**Material**
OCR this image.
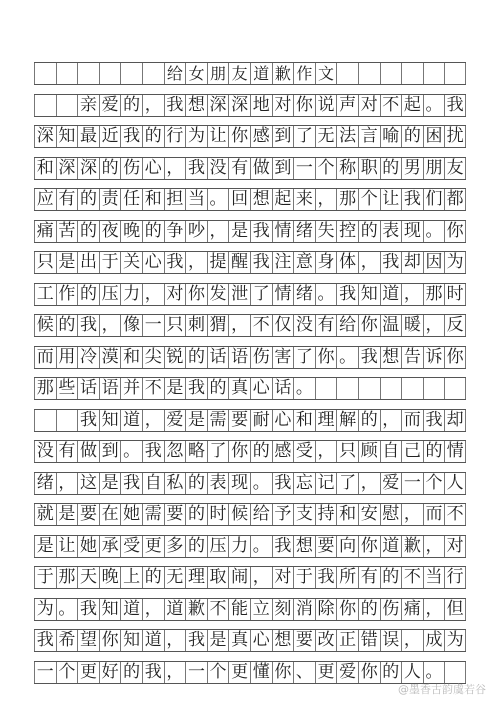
给 女 朋 友 道 歉 作 文
亲 爱 的 ， 我 想 深 深 地 对 你 说 声 对 不 起 。 我
深 知 最 近 我 的 行 为 让 你 感 到 了 无 法 言 喻 的 困 扰
和 深 深 的 伤 心 ， 我 没 有 做 到 一 个 称 职 的 男 朋 友
应 有 的 责 任 和 担 当 。 回 想 起 来 ， 那 个 让 我 们 都
痛 苦 的 夜 晚 的 争 吵 ， 是 我 情 绪 失 控 的 表 现 。 你
只 是 出 于 关 心 我 ， 提 醒 我 注 意 身 体 ， 我 却 因 为
工 作 的 压 力 ， 对 你 发 泄 了 情 绪 。 我 知 道 ， 那 时
候 的 我 ， 像 一 只 刺 猬 ， 不 仅 没 有 给 你 温 暖 ， 反
而 用 冷 漠 和 尖 锐 的 话 语 伤 害 了 你 。 我 想 告 诉 你
那 些 话 语 并 不 是 我 的 真 心 话 。
我 知 道 ， 爱 是 需 要 耐 心 和 理 解 的 ， 而 我 却
没 有 做 到 。 我 忽 略 了 你 的 感 受 ， 只 顾 自 己 的 情
绪 ， 这 是 我 自 私 的 表 现 。 我 忘 记 了 ， 爱 一 个 人
就 是 要 在 她 需 要 的 时 候 给 予 支 持 和 安 慰 ， 而 不
是 让 她 承 受 更 多 的 压 力 。 我 想 要 向 你 道 歉 ， 对
于 那 天 晚 上 的 无 理 取 闹 ， 对 于 我 所 有 的 不 当 行
为 。 我 知 道 ， 道 歉 不 能 立 刻 消 除 你 的 伤 痛 ， 但
我 希 望 你 知 道 ， 我 是 真 心 想 要 改 正 错 误 ， 成 为
一 个 更 好 的 我 ， 一 个 更 懂 你 、 更 爱 你 的 人 。
@墨香古韵虞若谷
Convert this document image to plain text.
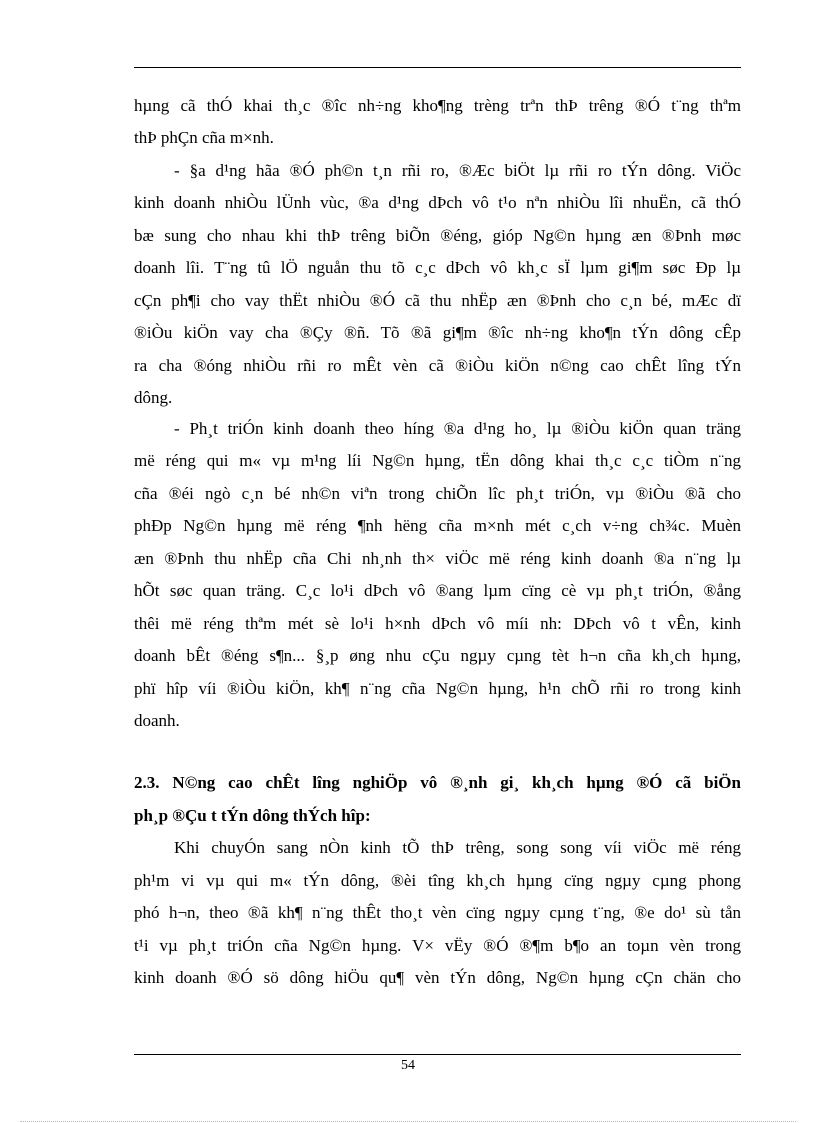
hµng cã thÓ khai th¸c ®îc nh÷ng kho¶ng trèng trªn thÞ trêng ®Ó t¨ng thªm
thÞ phÇn cña m×nh.
- §a d¹ng hãa ®Ó ph©n t¸n rñi ro, ®Æc biÖt lµ rñi ro tÝn dông. ViÖc
kinh doanh nhiÒu lÜnh vùc, ®a d¹ng dÞch vô t¹o nªn nhiÒu lîi nhuËn, cã thÓ
bæ sung cho nhau khi thÞ trêng biÕn ®éng, gióp Ng©n hµng æn ®Þnh møc
doanh lîi. T¨ng tû lÖ nguån thu tõ c¸c dÞch vô kh¸c sÏ lµm gi¶m søc Ðp lµ
cÇn ph¶i cho vay thËt nhiÒu ®Ó cã thu nhËp æn ®Þnh cho c¸n bé, mÆc dï
®iÒu kiÖn vay cha ®Çy ®ñ. Tõ ®ã gi¶m ®îc nh÷ng kho¶n tÝn dông cÊp
ra cha ®óng nhiÒu rñi ro mÊt vèn cã ®iÒu kiÖn n©ng cao chÊt lîng tÝn
dông.
- Ph¸t triÓn kinh doanh theo híng ®a d¹ng ho¸ lµ ®iÒu kiÖn quan träng
më réng qui m« vµ m¹ng líi Ng©n hµng, tËn dông khai th¸c c¸c tiÒm n¨ng
cña ®éi ngò c¸n bé nh©n viªn trong chiÕn lîc ph¸t triÓn, vµ ®iÒu ®ã cho
phÐp Ng©n hµng më réng ¶nh hëng cña m×nh mét c¸ch v÷ng ch¾c. Muèn
æn ®Þnh thu nhËp cña Chi nh¸nh th× viÖc më réng kinh doanh ®a n¨ng lµ
hÕt søc quan träng. C¸c lo¹i dÞch vô ®ang lµm cïng cè vµ ph¸t triÓn, ®ång
thêi më réng thªm mét sè lo¹i h×nh dÞch vô míi nh: DÞch vô t vÊn, kinh
doanh bÊt ®éng s¶n... §¸p øng nhu cÇu ngµy cµng tèt h¬n cña kh¸ch hµng,
phï hîp víi ®iÒu kiÖn, kh¶ n¨ng cña Ng©n hµng, h¹n chÕ rñi ro trong kinh
doanh.
2.3. N©ng cao chÊt lîng nghiÖp vô ®¸nh gi¸ kh¸ch hµng ®Ó cã biÖn
ph¸p ®Çu t tÝn dông thÝch hîp:
Khi chuyÓn sang nÒn kinh tÕ thÞ trêng, song song víi viÖc më réng
ph¹m vi vµ qui m« tÝn dông, ®èi tîng kh¸ch hµng cïng ngµy cµng phong
phó h¬n, theo ®ã kh¶ n¨ng thÊt tho¸t vèn cïng ngµy cµng t¨ng, ®e do¹ sù tån
t¹i vµ ph¸t triÓn cña Ng©n hµng. V× vËy ®Ó ®¶m b¶o an toµn vèn trong
kinh doanh ®Ó sö dông hiÖu qu¶ vèn tÝn dông, Ng©n hµng cÇn chän cho
54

**Requirements**
Print all the records again exactly; do not include any picture.

**Response**
OCR this image.
给 女 朋 友 道 歉 作 文
亲 爱 的 ， 我 想 深 深 地 对 你 说 声 对 不 起 。 我
深 知 最 近 我 的 行 为 让 你 感 到 了 无 法 言 喻 的 困 扰
和 深 深 的 伤 心 ， 我 没 有 做 到 一 个 称 职 的 男 朋 友
应 有 的 责 任 和 担 当 。 回 想 起 来 ， 那 个 让 我 们 都
痛 苦 的 夜 晚 的 争 吵 ， 是 我 情 绪 失 控 的 表 现 。 你
只 是 出 于 关 心 我 ， 提 醒 我 注 意 身 体 ， 我 却 因 为
工 作 的 压 力 ， 对 你 发 泄 了 情 绪 。 我 知 道 ， 那 时
候 的 我 ， 像 一 只 刺 猬 ， 不 仅 没 有 给 你 温 暖 ， 反
而 用 冷 漠 和 尖 锐 的 话 语 伤 害 了 你 。 我 想 告 诉 你
那 些 话 语 并 不 是 我 的 真 心 话 。
我 知 道 ， 爱 是 需 要 耐 心 和 理 解 的 ， 而 我 却
没 有 做 到 。 我 忽 略 了 你 的 感 受 ， 只 顾 自 己 的 情
绪 ， 这 是 我 自 私 的 表 现 。 我 忘 记 了 ， 爱 一 个 人
就 是 要 在 她 需 要 的 时 候 给 予 支 持 和 安 慰 ， 而 不
是 让 她 承 受 更 多 的 压 力 。 我 想 要 向 你 道 歉 ， 对
于 那 天 晚 上 的 无 理 取 闹 ， 对 于 我 所 有 的 不 当 行
为 。 我 知 道 ， 道 歉 不 能 立 刻 消 除 你 的 伤 痛 ， 但
我 希 望 你 知 道 ， 我 是 真 心 想 要 改 正 错 误 ， 成 为
一 个 更 好 的 我 ， 一 个 更 懂 你 、 更 爱 你 的 人 。
@墨香古韵虞若谷
Convert this document image to plain text.
hµng cã thÓ khai th¸c ®îc nh÷ng kho¶ng trèng trªn thÞ trêng ®Ó t¨ng thªm
thÞ phÇn cña m×nh.
- §a d¹ng hãa ®Ó ph©n t¸n rñi ro, ®Æc biÖt lµ rñi ro tÝn dông. ViÖc
kinh doanh nhiÒu lÜnh vùc, ®a d¹ng dÞch vô t¹o nªn nhiÒu lîi nhuËn, cã thÓ
bæ sung cho nhau khi thÞ trêng biÕn ®éng, gióp Ng©n hµng æn ®Þnh møc
doanh lîi. T¨ng tû lÖ nguån thu tõ c¸c dÞch vô kh¸c sÏ lµm gi¶m søc Ðp lµ
cÇn ph¶i cho vay thËt nhiÒu ®Ó cã thu nhËp æn ®Þnh cho c¸n bé, mÆc dï
®iÒu kiÖn vay cha ®Çy ®ñ. Tõ ®ã gi¶m ®îc nh÷ng kho¶n tÝn dông cÊp
ra cha ®óng nhiÒu rñi ro mÊt vèn cã ®iÒu kiÖn n©ng cao chÊt lîng tÝn
dông.
- Ph¸t triÓn kinh doanh theo híng ®a d¹ng ho¸ lµ ®iÒu kiÖn quan träng
më réng qui m« vµ m¹ng líi Ng©n hµng, tËn dông khai th¸c c¸c tiÒm n¨ng
cña ®éi ngò c¸n bé nh©n viªn trong chiÕn lîc ph¸t triÓn, vµ ®iÒu ®ã cho
phÐp Ng©n hµng më réng ¶nh hëng cña m×nh mét c¸ch v÷ng ch¾c. Muèn
æn ®Þnh thu nhËp cña Chi nh¸nh th× viÖc më réng kinh doanh ®a n¨ng lµ
hÕt søc quan träng. C¸c lo¹i dÞch vô ®ang lµm cïng cè vµ ph¸t triÓn, ®ång
thêi më réng thªm mét sè lo¹i h×nh dÞch vô míi nh: DÞch vô t vÊn, kinh
doanh bÊt ®éng s¶n... §¸p øng nhu cÇu ngµy cµng tèt h¬n cña kh¸ch hµng,
phï hîp víi ®iÒu kiÖn, kh¶ n¨ng cña Ng©n hµng, h¹n chÕ rñi ro trong kinh
doanh.
2.3. N©ng cao chÊt lîng nghiÖp vô ®¸nh gi¸ kh¸ch hµng ®Ó cã biÖn
ph¸p ®Çu t tÝn dông thÝch hîp:
Khi chuyÓn sang nÒn kinh tÕ thÞ trêng, song song víi viÖc më réng
ph¹m vi vµ qui m« tÝn dông, ®èi tîng kh¸ch hµng cïng ngµy cµng phong
phó h¬n, theo ®ã kh¶ n¨ng thÊt tho¸t vèn cïng ngµy cµng t¨ng, ®e do¹ sù tån
t¹i vµ ph¸t triÓn cña Ng©n hµng. V× vËy ®Ó ®¶m b¶o an toµn vèn trong
kinh doanh ®Ó sö dông hiÖu qu¶ vèn tÝn dông, Ng©n hµng cÇn chän cho
54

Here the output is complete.